++++ Stored records ++++
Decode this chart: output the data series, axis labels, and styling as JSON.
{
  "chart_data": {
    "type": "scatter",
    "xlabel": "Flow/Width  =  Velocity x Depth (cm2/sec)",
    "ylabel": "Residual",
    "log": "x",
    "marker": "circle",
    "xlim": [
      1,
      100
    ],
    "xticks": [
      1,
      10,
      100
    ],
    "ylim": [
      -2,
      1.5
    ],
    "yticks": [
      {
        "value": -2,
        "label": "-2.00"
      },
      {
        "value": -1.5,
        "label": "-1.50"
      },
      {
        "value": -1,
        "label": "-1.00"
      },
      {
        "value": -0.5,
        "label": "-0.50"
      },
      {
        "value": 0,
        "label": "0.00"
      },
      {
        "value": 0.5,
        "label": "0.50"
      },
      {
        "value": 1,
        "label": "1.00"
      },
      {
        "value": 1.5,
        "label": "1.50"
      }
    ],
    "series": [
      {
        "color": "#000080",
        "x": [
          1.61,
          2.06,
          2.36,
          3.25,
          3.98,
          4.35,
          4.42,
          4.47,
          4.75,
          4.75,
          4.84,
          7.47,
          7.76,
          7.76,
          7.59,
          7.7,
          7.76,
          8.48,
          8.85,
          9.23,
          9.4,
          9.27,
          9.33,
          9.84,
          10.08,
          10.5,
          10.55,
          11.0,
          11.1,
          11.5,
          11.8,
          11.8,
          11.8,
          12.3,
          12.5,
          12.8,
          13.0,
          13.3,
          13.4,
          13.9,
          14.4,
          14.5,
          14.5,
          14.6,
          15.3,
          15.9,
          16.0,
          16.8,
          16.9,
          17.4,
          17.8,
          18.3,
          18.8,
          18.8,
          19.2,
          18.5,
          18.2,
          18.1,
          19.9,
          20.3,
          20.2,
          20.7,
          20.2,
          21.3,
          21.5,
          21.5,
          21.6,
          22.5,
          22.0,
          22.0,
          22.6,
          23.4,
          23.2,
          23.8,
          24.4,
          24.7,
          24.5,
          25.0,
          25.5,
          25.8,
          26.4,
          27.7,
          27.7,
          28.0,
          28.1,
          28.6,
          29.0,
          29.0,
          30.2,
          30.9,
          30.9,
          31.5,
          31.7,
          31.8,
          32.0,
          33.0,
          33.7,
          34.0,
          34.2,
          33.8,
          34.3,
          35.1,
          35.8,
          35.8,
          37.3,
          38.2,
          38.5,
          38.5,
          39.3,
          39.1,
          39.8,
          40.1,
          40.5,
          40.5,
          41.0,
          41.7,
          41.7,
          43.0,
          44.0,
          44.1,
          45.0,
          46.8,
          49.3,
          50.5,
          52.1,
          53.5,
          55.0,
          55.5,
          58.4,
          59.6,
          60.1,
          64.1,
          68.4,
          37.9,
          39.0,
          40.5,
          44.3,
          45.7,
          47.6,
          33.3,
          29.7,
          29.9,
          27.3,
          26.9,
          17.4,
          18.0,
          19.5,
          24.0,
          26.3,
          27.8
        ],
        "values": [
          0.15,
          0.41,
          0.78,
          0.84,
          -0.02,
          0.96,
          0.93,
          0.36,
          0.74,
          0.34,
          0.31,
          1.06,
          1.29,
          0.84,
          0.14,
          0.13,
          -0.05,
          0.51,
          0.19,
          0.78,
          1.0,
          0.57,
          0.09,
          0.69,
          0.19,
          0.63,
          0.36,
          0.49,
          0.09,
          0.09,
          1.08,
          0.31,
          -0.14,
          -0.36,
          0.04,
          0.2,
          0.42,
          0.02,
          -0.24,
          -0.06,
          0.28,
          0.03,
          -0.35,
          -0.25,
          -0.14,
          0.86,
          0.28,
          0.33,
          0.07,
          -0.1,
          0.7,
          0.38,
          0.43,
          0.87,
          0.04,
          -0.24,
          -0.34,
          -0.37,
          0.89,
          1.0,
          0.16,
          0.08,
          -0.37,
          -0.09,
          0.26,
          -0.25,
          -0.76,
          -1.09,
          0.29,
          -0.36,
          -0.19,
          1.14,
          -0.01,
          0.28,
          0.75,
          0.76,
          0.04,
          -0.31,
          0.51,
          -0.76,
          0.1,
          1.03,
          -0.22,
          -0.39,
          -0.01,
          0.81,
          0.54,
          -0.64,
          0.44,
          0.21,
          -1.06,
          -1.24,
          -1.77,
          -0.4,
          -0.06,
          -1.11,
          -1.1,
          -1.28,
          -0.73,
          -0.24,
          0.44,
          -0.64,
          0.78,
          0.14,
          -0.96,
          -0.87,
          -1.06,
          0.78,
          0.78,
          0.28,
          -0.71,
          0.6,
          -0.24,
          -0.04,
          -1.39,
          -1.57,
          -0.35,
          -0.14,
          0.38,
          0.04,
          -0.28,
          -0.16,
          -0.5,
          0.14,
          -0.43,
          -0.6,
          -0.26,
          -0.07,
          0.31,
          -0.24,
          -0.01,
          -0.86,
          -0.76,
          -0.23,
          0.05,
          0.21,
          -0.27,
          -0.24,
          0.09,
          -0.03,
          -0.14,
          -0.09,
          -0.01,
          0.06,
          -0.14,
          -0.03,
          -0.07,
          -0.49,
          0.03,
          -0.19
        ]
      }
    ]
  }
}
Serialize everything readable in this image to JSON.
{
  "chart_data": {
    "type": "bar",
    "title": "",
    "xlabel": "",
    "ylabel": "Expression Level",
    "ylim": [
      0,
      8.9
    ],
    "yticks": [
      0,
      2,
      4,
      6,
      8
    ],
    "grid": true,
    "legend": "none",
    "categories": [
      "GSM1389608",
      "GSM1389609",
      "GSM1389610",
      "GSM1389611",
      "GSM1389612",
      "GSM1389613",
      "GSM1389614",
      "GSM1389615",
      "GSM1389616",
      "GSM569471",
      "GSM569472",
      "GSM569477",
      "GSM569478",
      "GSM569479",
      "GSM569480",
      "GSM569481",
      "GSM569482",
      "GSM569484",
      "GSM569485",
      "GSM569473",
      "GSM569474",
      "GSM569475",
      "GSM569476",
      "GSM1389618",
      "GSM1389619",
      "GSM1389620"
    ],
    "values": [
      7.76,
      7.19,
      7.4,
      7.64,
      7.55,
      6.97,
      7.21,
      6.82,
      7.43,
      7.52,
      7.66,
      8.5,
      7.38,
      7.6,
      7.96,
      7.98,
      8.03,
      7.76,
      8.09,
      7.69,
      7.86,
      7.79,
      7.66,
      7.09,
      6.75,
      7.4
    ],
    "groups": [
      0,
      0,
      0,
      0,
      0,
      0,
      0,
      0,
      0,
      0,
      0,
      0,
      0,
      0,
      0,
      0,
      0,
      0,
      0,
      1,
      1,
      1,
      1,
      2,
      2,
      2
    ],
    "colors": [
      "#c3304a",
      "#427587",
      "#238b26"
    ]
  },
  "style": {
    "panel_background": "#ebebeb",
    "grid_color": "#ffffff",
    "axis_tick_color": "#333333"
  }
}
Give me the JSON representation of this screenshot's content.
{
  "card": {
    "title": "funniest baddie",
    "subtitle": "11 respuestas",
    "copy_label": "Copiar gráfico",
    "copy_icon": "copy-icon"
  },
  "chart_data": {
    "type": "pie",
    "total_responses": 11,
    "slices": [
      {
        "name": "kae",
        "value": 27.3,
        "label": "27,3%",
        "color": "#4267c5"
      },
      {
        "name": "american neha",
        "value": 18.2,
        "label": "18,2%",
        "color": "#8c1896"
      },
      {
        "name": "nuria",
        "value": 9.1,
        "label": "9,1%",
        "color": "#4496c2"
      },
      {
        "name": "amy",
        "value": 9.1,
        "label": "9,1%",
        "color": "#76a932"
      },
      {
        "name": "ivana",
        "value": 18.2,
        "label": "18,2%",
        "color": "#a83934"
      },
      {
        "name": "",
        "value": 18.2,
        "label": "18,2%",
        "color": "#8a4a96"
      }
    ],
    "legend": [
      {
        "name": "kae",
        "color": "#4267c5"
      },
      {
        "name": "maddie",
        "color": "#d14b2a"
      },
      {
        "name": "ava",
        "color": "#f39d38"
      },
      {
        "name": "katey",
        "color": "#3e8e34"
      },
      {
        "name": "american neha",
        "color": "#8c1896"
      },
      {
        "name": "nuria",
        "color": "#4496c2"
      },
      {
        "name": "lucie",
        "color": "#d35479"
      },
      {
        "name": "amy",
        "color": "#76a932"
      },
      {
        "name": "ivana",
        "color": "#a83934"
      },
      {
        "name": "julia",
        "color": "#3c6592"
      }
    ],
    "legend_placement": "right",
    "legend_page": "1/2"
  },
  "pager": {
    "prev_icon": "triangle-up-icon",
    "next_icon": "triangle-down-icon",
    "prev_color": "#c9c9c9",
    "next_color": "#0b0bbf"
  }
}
++++
▶ [Task description]:
Go through the records and copy each line with "JSON" in it.

▶ [Answer to the task]:
Decode this chart: output the data series, axis labels, and styling as JSON.
Serialize everything readable in this image to JSON.
Give me the JSON representation of this screenshot's content.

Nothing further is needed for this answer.